Supplied information:
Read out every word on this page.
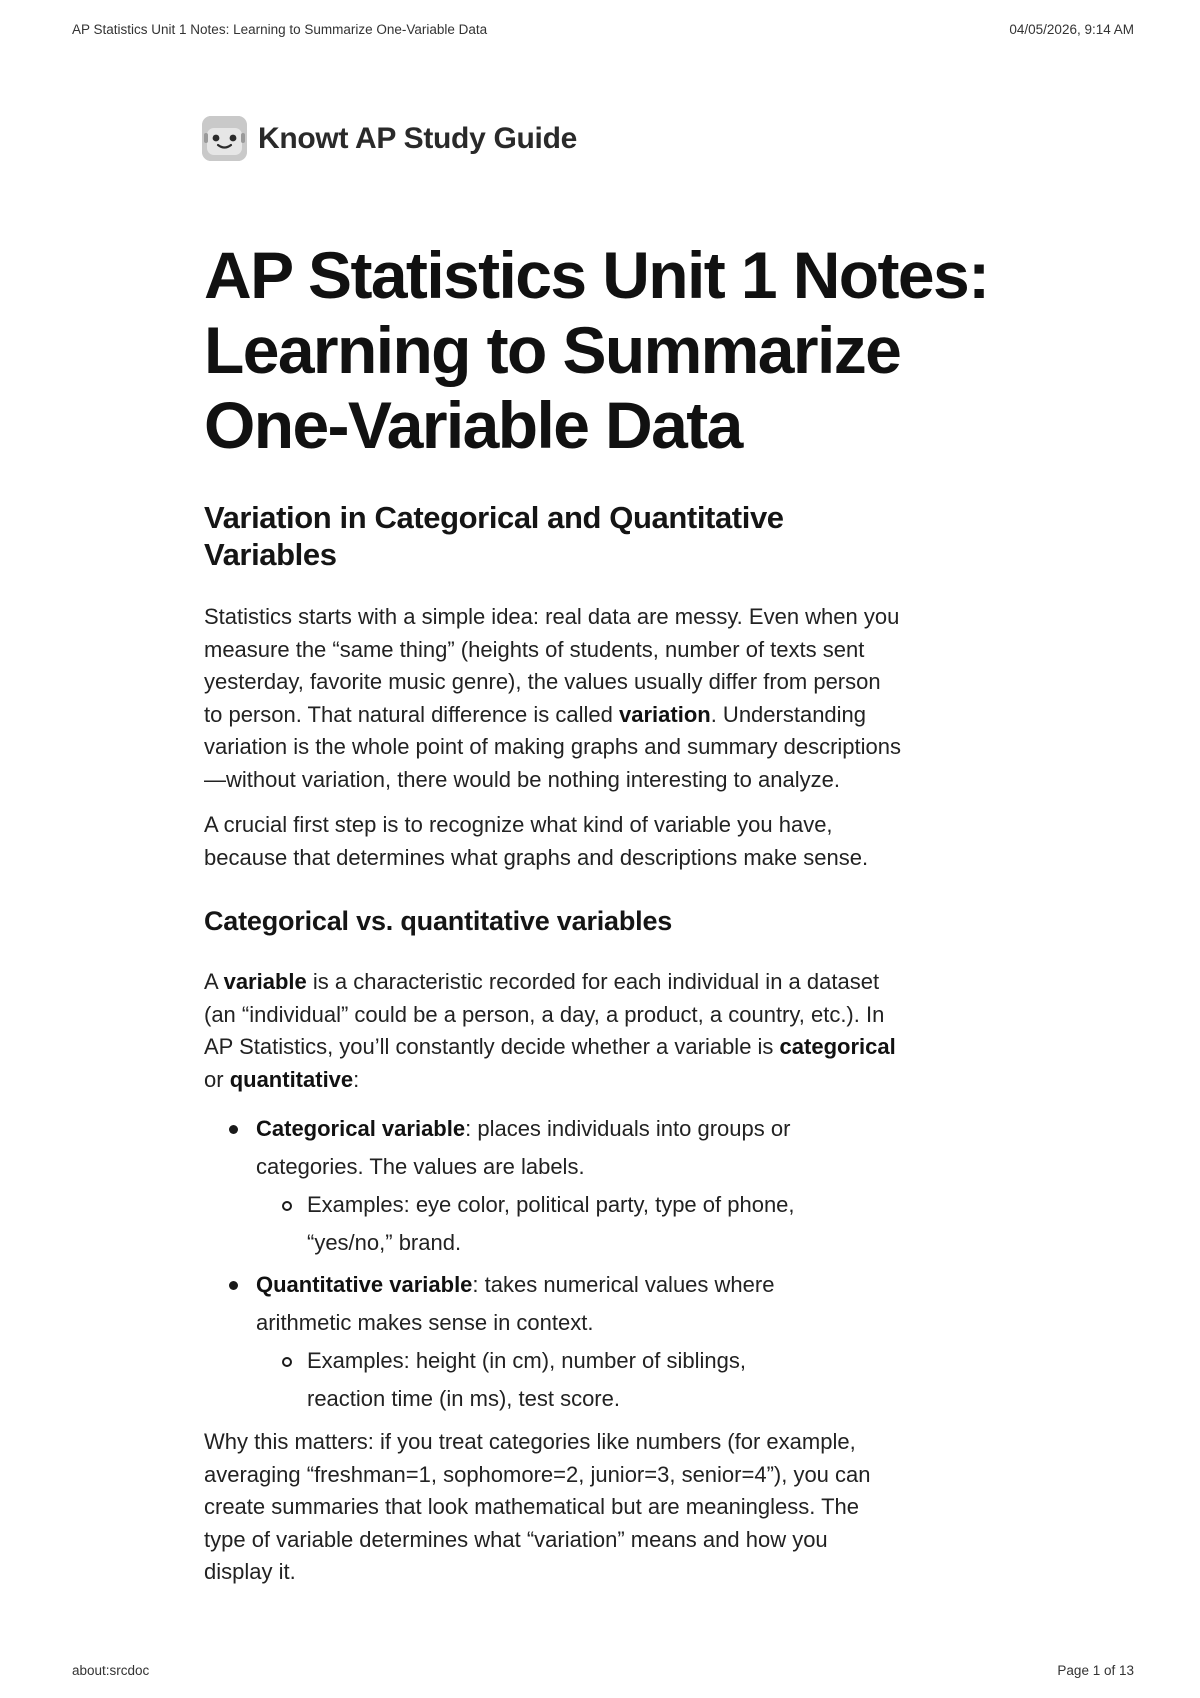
AP Statistics Unit 1 Notes: Learning to Summarize One-Variable Data	04/05/2026, 9:14 AM
Knowt AP Study Guide
AP Statistics Unit 1 Notes:
Learning to Summarize
One-Variable Data
Variation in Categorical and Quantitative
Variables

Statistics starts with a simple idea: real data are messy. Even when you
measure the “same thing” (heights of students, number of texts sent
yesterday, favorite music genre), the values usually differ from person
to person. That natural difference is called variation. Understanding
variation is the whole point of making graphs and summary descriptions
—without variation, there would be nothing interesting to analyze.

A crucial first step is to recognize what kind of variable you have,
because that determines what graphs and descriptions make sense.

Categorical vs. quantitative variables

A variable is a characteristic recorded for each individual in a dataset
(an “individual” could be a person, a day, a product, a country, etc.). In
AP Statistics, you’ll constantly decide whether a variable is categorical
or quantitative:

Categorical variable: places individuals into groups or
categories. The values are labels.
Examples: eye color, political party, type of phone,
“yes/no,” brand.
Quantitative variable: takes numerical values where
arithmetic makes sense in context.
Examples: height (in cm), number of siblings,
reaction time (in ms), test score.

Why this matters: if you treat categories like numbers (for example,
averaging “freshman=1, sophomore=2, junior=3, senior=4”), you can
create summaries that look mathematical but are meaningless. The
type of variable determines what “variation” means and how you
display it.

about:srcdoc	Page 1 of 13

The task:
Write out again every line above exactly as given; the pictures do not belong in the copy.

Written answer:
Read out every word on this page.
AP Statistics Unit 1 Notes: Learning to Summarize One-Variable Data	04/05/2026, 9:14 AM
Knowt AP Study Guide
AP Statistics Unit 1 Notes:
Learning to Summarize
One-Variable Data
Variation in Categorical and Quantitative
Variables

Statistics starts with a simple idea: real data are messy. Even when you
measure the “same thing” (heights of students, number of texts sent
yesterday, favorite music genre), the values usually differ from person
to person. That natural difference is called variation. Understanding
variation is the whole point of making graphs and summary descriptions
—without variation, there would be nothing interesting to analyze.

A crucial first step is to recognize what kind of variable you have,
because that determines what graphs and descriptions make sense.

Categorical vs. quantitative variables

A variable is a characteristic recorded for each individual in a dataset
(an “individual” could be a person, a day, a product, a country, etc.). In
AP Statistics, you’ll constantly decide whether a variable is categorical
or quantitative:

Categorical variable: places individuals into groups or
categories. The values are labels.
Examples: eye color, political party, type of phone,
“yes/no,” brand.
Quantitative variable: takes numerical values where
arithmetic makes sense in context.
Examples: height (in cm), number of siblings,
reaction time (in ms), test score.

Why this matters: if you treat categories like numbers (for example,
averaging “freshman=1, sophomore=2, junior=3, senior=4”), you can
create summaries that look mathematical but are meaningless. The
type of variable determines what “variation” means and how you
display it.

about:srcdoc	Page 1 of 13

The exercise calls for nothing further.